** Source document follows **
The Result type has four states: Initial (not yet called), Waiting (streaming in progress), Success (stream active or completed), and Failure (stream errored).

Streaming UI with Markdown

While the chat is streaming, the ChatResponse state is updated with more and more segments which are rendered into the UI. Each segment can be text, tool calls, or tool results and using components for Badged, text and Markdown its easy to render the ongoing conversation.

In particular, using the thinking option its possible to show the LLM's ongoing thought process in real-time as it composes its response. This visibility into the persona's processing could either be mapped from the LLM's own output or injected via the Mailbox.

Developer Experience

Probably the best part of building this application was the developer experience when working with Effect and the @effect/ai package.

The ability to define services and compose them together using abstractions made it easy to build a robust backend for the agentic chat application. The streaming capabilities provided by Effect's RPC system allowed for real-time communication between the client and server, which was crucial for a smooth user experience. And the effect-atom package made state management on the client side very easy to setup and maintain.

The event-driven architecture made debugging incredibly transparent. Every tool call, every text chunk, every token count appeared in real-time:

[Stream] text-delta: "I'll help you create"
[Stream] text-delta: " a line chart."
[Stream] tool-call: getTime()
[Stream] tool-result: "2025-01-30T14:23:10Z"
[Stream] tool-call: makeHtmlAST({ type: "line", ... })
[Stream] tool-result: { tagName: "line-chart", ... }
[Stream] text-delta: "Here's your chart:"
[Stream] finish: { inputTokens: 1234, outputTokens: 567 }

Combined with type safety across RPC, making changes to the domain contracts would quickly be reflected in both client and server code, reducing runtime errors.
** End of Source document **
** Given records follows **
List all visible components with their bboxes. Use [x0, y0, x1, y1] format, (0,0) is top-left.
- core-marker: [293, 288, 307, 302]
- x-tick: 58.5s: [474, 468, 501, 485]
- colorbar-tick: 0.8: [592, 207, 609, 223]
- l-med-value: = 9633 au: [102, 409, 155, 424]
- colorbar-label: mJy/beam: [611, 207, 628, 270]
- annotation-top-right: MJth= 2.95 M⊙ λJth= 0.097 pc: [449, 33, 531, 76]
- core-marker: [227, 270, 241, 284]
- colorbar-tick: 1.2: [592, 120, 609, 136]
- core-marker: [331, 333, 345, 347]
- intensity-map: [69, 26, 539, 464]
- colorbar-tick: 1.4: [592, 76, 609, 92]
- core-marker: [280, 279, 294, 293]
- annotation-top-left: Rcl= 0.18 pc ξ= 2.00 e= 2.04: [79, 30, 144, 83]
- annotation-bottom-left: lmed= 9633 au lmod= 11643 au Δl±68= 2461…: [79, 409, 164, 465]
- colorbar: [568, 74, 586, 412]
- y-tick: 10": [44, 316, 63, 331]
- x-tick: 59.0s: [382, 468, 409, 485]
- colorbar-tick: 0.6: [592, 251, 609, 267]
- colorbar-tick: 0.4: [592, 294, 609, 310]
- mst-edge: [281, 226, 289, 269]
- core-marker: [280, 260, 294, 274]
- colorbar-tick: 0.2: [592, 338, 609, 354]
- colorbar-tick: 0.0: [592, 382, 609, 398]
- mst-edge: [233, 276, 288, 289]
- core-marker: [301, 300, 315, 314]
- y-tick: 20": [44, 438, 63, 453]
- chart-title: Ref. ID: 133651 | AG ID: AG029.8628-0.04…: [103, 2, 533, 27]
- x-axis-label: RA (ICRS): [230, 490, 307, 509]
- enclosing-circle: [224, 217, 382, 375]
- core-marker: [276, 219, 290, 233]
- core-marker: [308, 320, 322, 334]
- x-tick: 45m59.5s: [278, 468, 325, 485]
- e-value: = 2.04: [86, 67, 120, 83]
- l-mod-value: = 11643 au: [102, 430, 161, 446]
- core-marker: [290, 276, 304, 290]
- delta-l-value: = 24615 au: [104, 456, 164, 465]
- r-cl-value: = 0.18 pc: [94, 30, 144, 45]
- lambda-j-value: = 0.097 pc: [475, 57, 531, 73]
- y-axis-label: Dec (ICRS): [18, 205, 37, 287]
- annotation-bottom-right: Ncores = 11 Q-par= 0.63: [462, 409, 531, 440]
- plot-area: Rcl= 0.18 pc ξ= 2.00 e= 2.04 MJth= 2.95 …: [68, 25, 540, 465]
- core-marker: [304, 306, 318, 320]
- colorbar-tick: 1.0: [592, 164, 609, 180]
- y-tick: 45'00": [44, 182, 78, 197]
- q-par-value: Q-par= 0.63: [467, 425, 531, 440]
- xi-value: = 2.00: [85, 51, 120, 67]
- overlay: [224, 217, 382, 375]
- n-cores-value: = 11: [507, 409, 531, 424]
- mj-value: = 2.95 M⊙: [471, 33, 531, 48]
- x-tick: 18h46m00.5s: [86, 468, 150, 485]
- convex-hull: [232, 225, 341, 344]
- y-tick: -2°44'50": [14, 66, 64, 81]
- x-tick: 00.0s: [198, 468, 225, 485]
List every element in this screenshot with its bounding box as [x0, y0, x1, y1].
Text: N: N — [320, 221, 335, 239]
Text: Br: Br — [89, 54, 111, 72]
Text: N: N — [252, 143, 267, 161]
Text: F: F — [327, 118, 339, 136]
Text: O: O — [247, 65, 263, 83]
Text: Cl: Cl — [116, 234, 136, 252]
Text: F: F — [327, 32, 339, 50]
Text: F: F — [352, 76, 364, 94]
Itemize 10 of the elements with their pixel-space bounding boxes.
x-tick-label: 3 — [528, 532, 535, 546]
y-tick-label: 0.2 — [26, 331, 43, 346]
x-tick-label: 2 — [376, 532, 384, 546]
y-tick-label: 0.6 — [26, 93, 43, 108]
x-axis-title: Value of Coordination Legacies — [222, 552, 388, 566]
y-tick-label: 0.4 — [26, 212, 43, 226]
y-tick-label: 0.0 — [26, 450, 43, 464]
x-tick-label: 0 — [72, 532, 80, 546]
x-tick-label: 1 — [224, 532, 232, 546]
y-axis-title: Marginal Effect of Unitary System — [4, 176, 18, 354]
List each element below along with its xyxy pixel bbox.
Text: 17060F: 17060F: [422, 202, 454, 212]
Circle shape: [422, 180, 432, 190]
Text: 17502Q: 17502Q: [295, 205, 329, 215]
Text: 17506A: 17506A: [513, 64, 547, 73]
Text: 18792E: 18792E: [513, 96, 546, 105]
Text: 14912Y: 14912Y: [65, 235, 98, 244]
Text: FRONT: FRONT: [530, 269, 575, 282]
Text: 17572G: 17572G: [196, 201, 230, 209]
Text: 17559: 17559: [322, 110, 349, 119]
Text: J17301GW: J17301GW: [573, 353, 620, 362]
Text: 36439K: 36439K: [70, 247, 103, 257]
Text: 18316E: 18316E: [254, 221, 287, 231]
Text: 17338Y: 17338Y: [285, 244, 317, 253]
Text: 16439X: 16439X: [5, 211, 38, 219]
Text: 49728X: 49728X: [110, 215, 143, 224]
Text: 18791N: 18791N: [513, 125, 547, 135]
** End of Given records **
Required actions —
a) Extract a passage from the streaming chat write-up word for word, beginning at the words "In particular, using" and stopping after the words "via the Mailbox.".
b) Write what comes next in the streaming chat write-up, picking up after its final sentence.
The records are separate material and have no connection to the streaming chat write-up.

Answer set —
a)
In particular, using the thinking option its possible to show the LLM's ongoing thought process in real-time as it composes its response. This visibility into the persona's processing could either be mapped from the LLM's own output or injected via the Mailbox.

b)
While there is the ongoing cost of learning Effect and reshaping mental models to functional programming, the productivity gains in building complex applications are significant. The biggest challenge is always in discovering new and better ways of using the effect ecosystem to solve problems.

Lessons Learned

  1. Context engineering is critical. The system prompt, tool descriptions, and conversation history shape everything the LLM does. Investing time in context paid off more than any other optimization.

  2. Tools provide guardrails. Deterministic tools prevent hallucinations and provide high-quality context. The balance between what the LLM reasons about versus what tools handle is the core design decision.

  3. Iteration counts matter. More iterations mean better results but higher costs. Tracking tokens and iterations helped me find the sweet spot for each persona.

  4. Effect made the hard parts easy. Dependency injection meant ChatService, HttpLayerRouter, and FileSystem all composed together easily. Streaming transformations with Stream.scan, Stream.filterMap, and Stream.tap handled event processing.

  5. Event-driven architecture helps debugging. Streaming tool calls and responses in real-time made it much easier to understand what the LLM was thinking. Every tool call, every text chunk, every token count - all visible.

  6. Solid architecture worth investing in. With the bEvr stack, features could be added fast with the architecture already in place. Adding new personas, tools, or UI features was straightforward and easy to communicate.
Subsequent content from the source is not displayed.